EXERCISE:
Find how many lines hold the word "that". Give only the number.

─── EXTRACTED ENTRIES ───

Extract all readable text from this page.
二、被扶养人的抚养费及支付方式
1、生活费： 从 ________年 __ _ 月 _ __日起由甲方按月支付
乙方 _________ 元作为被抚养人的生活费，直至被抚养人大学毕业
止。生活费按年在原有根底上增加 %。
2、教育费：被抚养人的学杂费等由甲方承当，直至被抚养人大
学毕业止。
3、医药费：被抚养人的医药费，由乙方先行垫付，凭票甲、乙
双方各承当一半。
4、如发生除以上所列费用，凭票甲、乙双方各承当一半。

───
─── EXTRACTED ENTRIES ───

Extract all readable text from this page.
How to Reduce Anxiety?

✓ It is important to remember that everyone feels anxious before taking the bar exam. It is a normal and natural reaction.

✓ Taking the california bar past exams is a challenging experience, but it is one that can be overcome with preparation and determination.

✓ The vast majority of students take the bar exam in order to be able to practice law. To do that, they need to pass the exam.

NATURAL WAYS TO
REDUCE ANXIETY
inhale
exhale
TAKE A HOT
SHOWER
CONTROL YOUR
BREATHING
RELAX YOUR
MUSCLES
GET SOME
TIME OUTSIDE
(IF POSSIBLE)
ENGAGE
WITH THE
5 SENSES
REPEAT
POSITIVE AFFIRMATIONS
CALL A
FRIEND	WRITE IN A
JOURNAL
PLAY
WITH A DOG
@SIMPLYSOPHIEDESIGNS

───

EXERCISE SOLUTION:
3